--- Start SUPPLIED MATERIAL ---

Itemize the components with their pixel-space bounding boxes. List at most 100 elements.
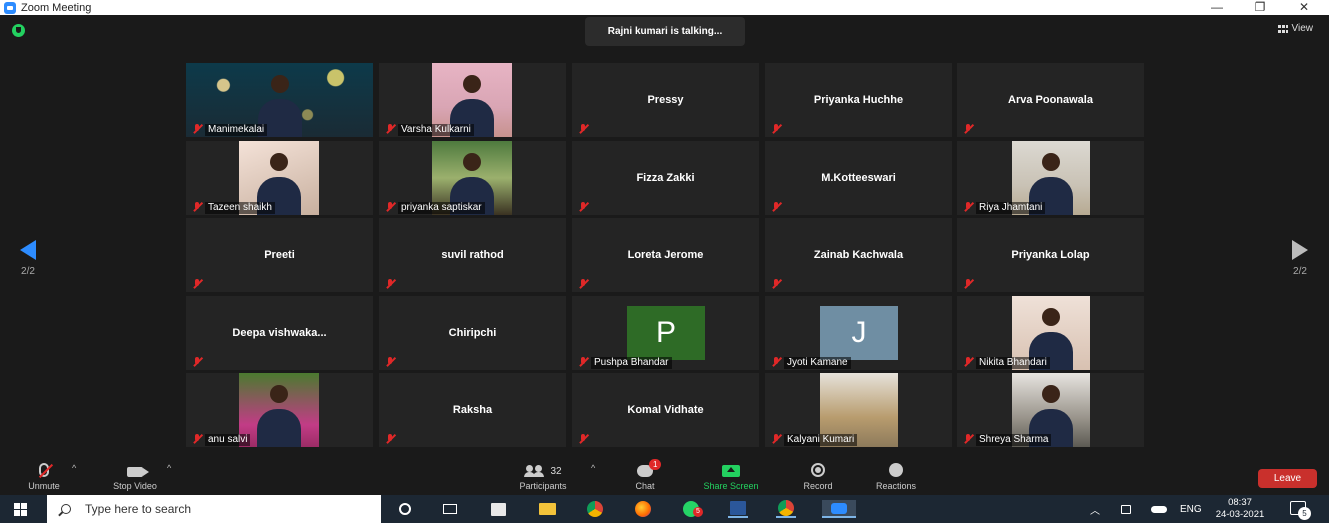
participant-tile[interactable]: Preeti xyxy=(186,218,373,292)
windows-start-icon[interactable] xyxy=(14,503,27,516)
participant-tile[interactable]: Deepa vishwaka... xyxy=(186,296,373,370)
zoom-taskbar-icon[interactable] xyxy=(822,500,856,518)
participant-video xyxy=(239,373,319,447)
participant-tile[interactable]: Raksha xyxy=(379,373,566,447)
microphone-muted-icon xyxy=(771,434,781,444)
next-page-button[interactable]: 2/2 xyxy=(1285,240,1315,277)
video-options-caret[interactable]: ^ xyxy=(167,463,171,473)
participant-tile[interactable]: M.Kotteeswari xyxy=(765,141,952,215)
participant-tile[interactable]: Arva Poonawala xyxy=(957,63,1144,137)
participant-name: Priyanka Lolap xyxy=(1011,249,1090,261)
chat-button[interactable]: 1 Chat xyxy=(620,455,670,495)
reactions-smiley-icon xyxy=(889,463,903,477)
participant-tile[interactable]: Riya Jhamtani xyxy=(957,141,1144,215)
view-button[interactable]: View xyxy=(1277,23,1313,34)
participant-tile[interactable]: Nikita Bhandari xyxy=(957,296,1144,370)
audio-options-caret[interactable]: ^ xyxy=(72,463,76,473)
participant-tile[interactable]: Pressy xyxy=(572,63,759,137)
task-view-icon[interactable] xyxy=(440,500,460,518)
participant-tile[interactable]: Loreta Jerome xyxy=(572,218,759,292)
participant-tile[interactable]: priyanka saptiskar xyxy=(379,141,566,215)
close-button[interactable]: ✕ xyxy=(1284,0,1324,15)
share-screen-label: Share Screen xyxy=(703,481,759,491)
participant-name-label: Shreya Sharma xyxy=(976,434,1052,446)
participant-name: Komal Vidhate xyxy=(627,404,704,416)
microphone-muted-icon xyxy=(771,357,781,367)
participant-name: suvil rathod xyxy=(441,249,504,261)
participant-tile[interactable]: P Pushpa Bhandar xyxy=(572,296,759,370)
microphone-muted-icon xyxy=(963,357,973,367)
participant-name: Fizza Zakki xyxy=(636,172,695,184)
participant-tile[interactable]: Shreya Sharma xyxy=(957,373,1144,447)
word-icon[interactable] xyxy=(728,500,748,518)
participant-tile[interactable]: Chiripchi xyxy=(379,296,566,370)
meeting-toolbar: Unmute ^ Stop Video ^ 32 Participants ^ … xyxy=(0,455,1329,495)
display-icon[interactable] xyxy=(1121,495,1131,523)
participant-name-label: anu salvi xyxy=(205,434,251,446)
participant-tile[interactable]: Zainab Kachwala xyxy=(765,218,952,292)
microphone-muted-icon xyxy=(771,124,781,134)
participant-name: Deepa vishwaka... xyxy=(232,327,327,339)
participant-tile[interactable]: Kalyani Kumari xyxy=(765,373,952,447)
share-screen-button[interactable]: Share Screen xyxy=(695,455,767,495)
participant-tile[interactable]: Priyanka Huchhe xyxy=(765,63,952,137)
participant-tile[interactable]: Manimekalai xyxy=(186,63,373,137)
participant-name: Arva Poonawala xyxy=(1008,94,1093,106)
chrome-window-icon[interactable] xyxy=(776,500,796,518)
participants-icon xyxy=(524,465,544,477)
participant-tile[interactable]: Komal Vidhate xyxy=(572,373,759,447)
participant-name: Preeti xyxy=(264,249,295,261)
participant-name-label: Jyoti Kamane xyxy=(784,357,851,369)
participant-tile[interactable]: Priyanka Lolap xyxy=(957,218,1144,292)
store-icon[interactable] xyxy=(488,500,508,518)
cortana-icon[interactable] xyxy=(395,500,415,518)
participant-name-label: Tazeen shaikh xyxy=(205,202,275,214)
microphone-muted-icon xyxy=(578,124,588,134)
record-button[interactable]: Record xyxy=(794,455,842,495)
microphone-muted-icon xyxy=(192,357,202,367)
participant-name-label: Manimekalai xyxy=(205,124,268,136)
whatsapp-icon[interactable]: 5 xyxy=(681,500,703,518)
participant-tile[interactable]: suvil rathod xyxy=(379,218,566,292)
file-explorer-icon[interactable] xyxy=(537,500,557,518)
arrow-right-icon xyxy=(1292,240,1308,260)
participant-name: Priyanka Huchhe xyxy=(813,94,904,106)
leave-button[interactable]: Leave xyxy=(1258,469,1317,488)
participant-tile[interactable]: Tazeen shaikh xyxy=(186,141,373,215)
zoom-meeting-window: Zoom Meeting — ❐ ✕ Rajni kumari is talki… xyxy=(0,0,1329,523)
microphone-muted-icon xyxy=(963,202,973,212)
microphone-muted-icon xyxy=(385,434,395,444)
minimize-button[interactable]: — xyxy=(1197,0,1237,15)
microphone-muted-icon xyxy=(578,279,588,289)
arrow-left-icon xyxy=(20,240,36,260)
title-bar: Zoom Meeting — ❐ ✕ xyxy=(0,0,1329,15)
participants-button[interactable]: 32 Participants xyxy=(505,455,581,495)
participant-tile[interactable]: J Jyoti Kamane xyxy=(765,296,952,370)
search-icon xyxy=(61,504,71,514)
participants-options-caret[interactable]: ^ xyxy=(591,463,595,473)
stop-video-button[interactable]: Stop Video xyxy=(100,455,170,495)
language-indicator[interactable]: ENG xyxy=(1180,495,1202,523)
microphone-muted-icon xyxy=(385,124,395,134)
zoom-logo-icon xyxy=(4,1,16,14)
onedrive-cloud-icon[interactable] xyxy=(1151,495,1167,523)
record-label: Record xyxy=(803,481,833,491)
participant-tile[interactable]: Fizza Zakki xyxy=(572,141,759,215)
unmute-button[interactable]: Unmute xyxy=(14,455,74,495)
chrome-icon[interactable] xyxy=(585,500,605,518)
reactions-button[interactable]: Reactions xyxy=(868,455,924,495)
microphone-muted-icon xyxy=(192,202,202,212)
show-hidden-icons-chevron[interactable]: ︿ xyxy=(1090,495,1100,523)
taskbar-clock[interactable]: 08:37 24-03-2021 xyxy=(1210,497,1270,521)
participant-tile[interactable]: Varsha Kulkarni xyxy=(379,63,566,137)
microphone-muted-icon xyxy=(385,279,395,289)
firefox-icon[interactable] xyxy=(633,500,653,518)
maximize-button[interactable]: ❐ xyxy=(1240,0,1280,15)
security-shield-icon[interactable] xyxy=(12,24,25,37)
previous-page-button[interactable]: 2/2 xyxy=(13,240,43,277)
microphone-muted-icon xyxy=(192,279,202,289)
participants-label: Participants xyxy=(519,481,567,491)
participant-tile[interactable]: anu salvi xyxy=(186,373,373,447)
participant-name: Raksha xyxy=(452,404,493,416)
taskbar-search-box[interactable]: Type here to search xyxy=(47,495,381,523)
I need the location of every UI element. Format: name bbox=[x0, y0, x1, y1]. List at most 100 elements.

--- End SUPPLIED MATERIAL ---

## EXERCISE AIM
How many lines in the records above contain the string "caret"? Case counts. Give only the number.

## ANSWER TO THE PROBLEM
3